• **TAREA 1**: Copia del texto sobre Urribarri el fragmento que va entre "La Negra cumple" y "hijos, todos varones.", ambos incluidos.
• **TAREA 2**:
Responde según el texto sobre Urribarri:
(a) ¿Desde hace cuántos años es Analía Aguilera la esposa de Urribarri?
(b) ¿Cuántos habitantes tiene Arroyo Barú?
(c) ¿Qué va a inaugurar el gobernador en Aldea Brasilera?

----- TEXTO DE ESTUDIO

La Negra cumple con el pedido que le transmite Sergito y, minutos antes de las 19, el gobernador entra en la Casa Rosada con una corbata gris, bien finita, como las que se usan ahora. Lo compruebo una hora después cuando, desde Paraná, veo por televisión que escolta al canciller Héctor Timerman en una denuncia contra la ex Botnia. La Negra es Analía Aguilera, la esposa de Urribarri desde hace 33 años y la madre de sus cinco hijos, todos varones.
El viaje relámpago a Buenos Aires es una estación improvisada en una semana con ritmo vertiginoso. La Marca Personal empieza con un primer vuelo en helicóptero, el medio preferido de Urribarri para moverse en la provincia. Usa dos, pero el más grande se lo prestó a Amado Boudou, para una visita a Córdoba. Es la primera vez que veo en acción al «Pato». Ese apodo, producto de la leve «chuequera» de sus piernas, es uno de los pocos datos que conoce el gran público de este gobernador, un dirigente que salió de la nada y se empecina en volar alto. Nació y vivió hasta los 18 años en Arroyo Barú, un pueblo rural de 300 habitantes. Se crió en la estación de trenes, de la que su padre era encargado. No tenía luz eléctrica y el único baño estaba en un cuartito fuera de la casa, del otro lado de un patio. Hoy, con 55 años y más de 25 de carrera, no se conforma con ser el hombre más poderoso de la provincia.
Ese perfil de pueblerino que llegó a la cima, esa combinación de trato campechano y look sofisticado, es lo primero que descubro cuando sobrevolamos Aldea Brasilera, un pueblo de 1500 habitantes, adonde va a inaugurar un colegio. «¡No, boludo, mirá qué linda quedó la escuela!», señala desde el aire. Por la manga de su traje azul Armani, de pantalones achupinados, asoma un reloj deportivo. Es un Tudor, la segunda marca de Rolex. «Mirá lo que es el pueblo y mirá lo que es la escuela», insiste. El edificio ocupa toda una manzana y se destaca entre un puñado de casas bajas. Desde el cielo, el pueblo parece una mancha gris en el tapiz de verdes que forman las distintas siembras de los campos circundantes.

----------
----- DATOS MOSTRADOS

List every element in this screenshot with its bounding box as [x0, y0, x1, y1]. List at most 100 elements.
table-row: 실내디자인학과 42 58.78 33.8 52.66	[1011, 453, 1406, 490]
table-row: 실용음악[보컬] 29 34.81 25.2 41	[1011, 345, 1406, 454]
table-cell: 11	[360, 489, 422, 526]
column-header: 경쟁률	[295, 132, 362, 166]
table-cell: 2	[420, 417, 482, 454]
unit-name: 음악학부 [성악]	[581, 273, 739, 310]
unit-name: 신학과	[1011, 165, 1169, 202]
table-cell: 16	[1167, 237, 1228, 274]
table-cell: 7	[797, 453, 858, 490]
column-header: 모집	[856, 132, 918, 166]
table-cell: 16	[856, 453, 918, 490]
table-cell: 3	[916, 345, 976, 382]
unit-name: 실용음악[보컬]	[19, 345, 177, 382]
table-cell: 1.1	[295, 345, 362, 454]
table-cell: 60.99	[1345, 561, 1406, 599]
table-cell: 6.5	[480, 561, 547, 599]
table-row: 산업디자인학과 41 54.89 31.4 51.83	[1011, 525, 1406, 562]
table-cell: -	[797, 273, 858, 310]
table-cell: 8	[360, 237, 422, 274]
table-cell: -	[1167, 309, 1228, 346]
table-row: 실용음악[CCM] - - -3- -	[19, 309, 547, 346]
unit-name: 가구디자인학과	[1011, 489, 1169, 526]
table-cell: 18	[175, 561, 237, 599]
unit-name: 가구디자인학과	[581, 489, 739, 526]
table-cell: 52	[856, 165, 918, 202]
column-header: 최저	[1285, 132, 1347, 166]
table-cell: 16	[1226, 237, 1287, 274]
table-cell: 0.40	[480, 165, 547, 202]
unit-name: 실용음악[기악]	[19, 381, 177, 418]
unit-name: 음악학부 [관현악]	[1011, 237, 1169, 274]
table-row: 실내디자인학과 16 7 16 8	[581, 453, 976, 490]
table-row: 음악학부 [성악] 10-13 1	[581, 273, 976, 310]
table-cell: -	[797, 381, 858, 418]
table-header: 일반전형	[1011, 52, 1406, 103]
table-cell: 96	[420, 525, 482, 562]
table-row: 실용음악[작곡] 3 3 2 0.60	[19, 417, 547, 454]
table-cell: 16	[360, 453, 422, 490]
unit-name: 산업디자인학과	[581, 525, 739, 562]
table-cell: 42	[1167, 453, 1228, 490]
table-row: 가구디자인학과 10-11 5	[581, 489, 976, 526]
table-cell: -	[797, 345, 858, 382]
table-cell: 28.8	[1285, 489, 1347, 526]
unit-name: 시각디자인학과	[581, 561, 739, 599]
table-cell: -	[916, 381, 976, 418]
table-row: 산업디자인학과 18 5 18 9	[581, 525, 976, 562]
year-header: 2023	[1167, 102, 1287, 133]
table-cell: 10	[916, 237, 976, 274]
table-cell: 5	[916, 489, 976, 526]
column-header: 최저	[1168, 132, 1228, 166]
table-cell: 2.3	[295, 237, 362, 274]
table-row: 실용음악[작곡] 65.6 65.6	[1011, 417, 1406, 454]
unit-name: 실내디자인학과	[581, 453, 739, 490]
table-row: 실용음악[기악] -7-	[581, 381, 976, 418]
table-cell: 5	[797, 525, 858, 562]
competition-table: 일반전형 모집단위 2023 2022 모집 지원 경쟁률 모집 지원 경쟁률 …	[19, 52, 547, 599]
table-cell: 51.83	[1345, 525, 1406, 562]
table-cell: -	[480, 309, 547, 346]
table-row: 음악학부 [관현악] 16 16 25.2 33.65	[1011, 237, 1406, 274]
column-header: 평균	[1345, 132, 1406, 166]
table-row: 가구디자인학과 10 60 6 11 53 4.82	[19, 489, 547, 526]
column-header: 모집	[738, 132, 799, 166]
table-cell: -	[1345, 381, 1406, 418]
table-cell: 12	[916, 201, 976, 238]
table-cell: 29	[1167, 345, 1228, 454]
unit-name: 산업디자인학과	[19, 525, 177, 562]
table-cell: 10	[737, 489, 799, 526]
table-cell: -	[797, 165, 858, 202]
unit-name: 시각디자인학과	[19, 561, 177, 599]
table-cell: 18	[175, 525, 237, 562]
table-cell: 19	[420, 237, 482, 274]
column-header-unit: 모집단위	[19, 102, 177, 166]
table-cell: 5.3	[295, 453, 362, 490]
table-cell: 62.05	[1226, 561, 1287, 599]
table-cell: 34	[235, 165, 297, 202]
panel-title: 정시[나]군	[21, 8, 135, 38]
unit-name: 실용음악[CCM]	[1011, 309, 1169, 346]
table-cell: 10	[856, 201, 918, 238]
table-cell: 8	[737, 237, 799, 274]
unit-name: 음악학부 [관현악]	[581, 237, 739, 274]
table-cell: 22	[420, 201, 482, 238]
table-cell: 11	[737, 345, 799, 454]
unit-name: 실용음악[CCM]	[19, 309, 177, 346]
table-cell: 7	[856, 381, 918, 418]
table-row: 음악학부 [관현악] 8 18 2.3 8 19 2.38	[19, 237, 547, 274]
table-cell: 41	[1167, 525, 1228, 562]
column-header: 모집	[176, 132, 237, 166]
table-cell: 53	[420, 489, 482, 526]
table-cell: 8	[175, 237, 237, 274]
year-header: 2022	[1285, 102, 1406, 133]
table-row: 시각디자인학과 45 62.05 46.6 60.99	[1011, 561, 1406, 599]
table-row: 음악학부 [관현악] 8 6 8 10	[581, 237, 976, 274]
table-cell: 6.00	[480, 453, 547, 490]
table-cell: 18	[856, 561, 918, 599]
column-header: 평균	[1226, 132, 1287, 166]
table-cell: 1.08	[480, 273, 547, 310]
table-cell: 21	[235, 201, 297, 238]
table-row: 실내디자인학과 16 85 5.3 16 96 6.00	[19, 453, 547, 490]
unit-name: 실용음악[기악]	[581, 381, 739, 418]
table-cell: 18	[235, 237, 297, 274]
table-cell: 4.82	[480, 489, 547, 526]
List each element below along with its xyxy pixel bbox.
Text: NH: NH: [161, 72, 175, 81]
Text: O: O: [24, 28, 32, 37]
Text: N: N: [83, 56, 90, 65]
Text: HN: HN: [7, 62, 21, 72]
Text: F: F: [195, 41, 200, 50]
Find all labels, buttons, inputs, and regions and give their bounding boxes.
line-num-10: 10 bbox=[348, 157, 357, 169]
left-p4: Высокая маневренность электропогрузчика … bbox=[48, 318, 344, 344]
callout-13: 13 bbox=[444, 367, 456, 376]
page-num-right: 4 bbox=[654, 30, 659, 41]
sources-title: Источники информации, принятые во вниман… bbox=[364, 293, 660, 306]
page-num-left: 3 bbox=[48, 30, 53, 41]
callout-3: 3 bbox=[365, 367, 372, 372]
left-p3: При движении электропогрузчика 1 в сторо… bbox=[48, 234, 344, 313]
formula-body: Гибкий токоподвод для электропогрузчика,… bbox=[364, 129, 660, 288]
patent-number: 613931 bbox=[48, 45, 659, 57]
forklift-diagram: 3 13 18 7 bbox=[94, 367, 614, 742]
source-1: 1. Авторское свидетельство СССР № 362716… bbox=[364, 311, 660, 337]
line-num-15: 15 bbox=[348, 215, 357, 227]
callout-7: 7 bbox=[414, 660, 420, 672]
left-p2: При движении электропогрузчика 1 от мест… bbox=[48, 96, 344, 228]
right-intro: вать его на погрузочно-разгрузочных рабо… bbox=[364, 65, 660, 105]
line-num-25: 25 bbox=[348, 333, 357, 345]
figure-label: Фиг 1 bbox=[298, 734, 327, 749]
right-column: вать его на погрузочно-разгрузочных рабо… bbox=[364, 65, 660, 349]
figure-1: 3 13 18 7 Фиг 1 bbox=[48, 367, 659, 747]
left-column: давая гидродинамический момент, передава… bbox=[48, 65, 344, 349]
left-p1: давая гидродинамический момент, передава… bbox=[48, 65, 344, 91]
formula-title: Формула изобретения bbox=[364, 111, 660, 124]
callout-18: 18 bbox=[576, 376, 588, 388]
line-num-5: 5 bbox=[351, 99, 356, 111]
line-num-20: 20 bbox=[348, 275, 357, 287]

----------

• **RESPUESTA 1**:
La Negra cumple con el pedido que le transmite Sergito y, minutos antes de las 19, el gobernador entra en la Casa Rosada con una corbata gris, bien finita, como las que se usan ahora. Lo compruebo una hora después cuando, desde Paraná, veo por televisión que escolta al canciller Héctor Timerman en una denuncia contra la ex Botnia. La Negra es Analía Aguilera, la esposa de Urribarri desde hace 33 años y la madre de sus cinco hijos, todos varones.

• **RESPUESTA 2**:
(a) Desde hace 33 años.
(b) 300 habitantes.
(c) Un colegio.